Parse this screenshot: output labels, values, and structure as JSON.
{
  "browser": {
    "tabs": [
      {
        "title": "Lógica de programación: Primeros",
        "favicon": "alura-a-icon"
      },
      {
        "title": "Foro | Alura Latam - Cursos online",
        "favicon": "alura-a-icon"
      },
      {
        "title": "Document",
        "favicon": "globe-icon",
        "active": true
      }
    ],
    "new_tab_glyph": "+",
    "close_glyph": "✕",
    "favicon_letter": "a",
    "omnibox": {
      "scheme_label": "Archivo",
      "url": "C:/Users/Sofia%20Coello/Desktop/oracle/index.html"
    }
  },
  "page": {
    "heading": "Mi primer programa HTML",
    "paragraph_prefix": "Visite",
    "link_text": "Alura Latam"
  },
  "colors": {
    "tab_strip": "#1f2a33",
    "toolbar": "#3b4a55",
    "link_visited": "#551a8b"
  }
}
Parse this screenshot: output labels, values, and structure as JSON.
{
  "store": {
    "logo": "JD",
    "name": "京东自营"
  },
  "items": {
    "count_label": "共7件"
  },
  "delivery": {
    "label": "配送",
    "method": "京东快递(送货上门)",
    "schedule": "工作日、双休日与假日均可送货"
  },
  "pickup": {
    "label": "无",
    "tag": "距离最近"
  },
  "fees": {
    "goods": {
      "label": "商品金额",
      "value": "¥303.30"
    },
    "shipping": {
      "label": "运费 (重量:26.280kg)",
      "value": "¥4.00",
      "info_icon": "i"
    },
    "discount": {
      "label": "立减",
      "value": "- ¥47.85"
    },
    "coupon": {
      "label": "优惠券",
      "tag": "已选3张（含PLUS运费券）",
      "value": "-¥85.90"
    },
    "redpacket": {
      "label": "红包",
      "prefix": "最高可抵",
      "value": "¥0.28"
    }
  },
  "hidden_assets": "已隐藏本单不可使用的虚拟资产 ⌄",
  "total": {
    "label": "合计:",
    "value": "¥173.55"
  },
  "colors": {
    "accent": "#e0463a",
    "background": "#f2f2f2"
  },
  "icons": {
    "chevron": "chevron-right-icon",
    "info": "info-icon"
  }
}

────────────────

» Goal: Look through the entries above and report each line where the string "Latam" occurs.

» Solution for this exercise:
        "title": "Foro | Alura Latam - Cursos online",
    "link_text": "Alura Latam"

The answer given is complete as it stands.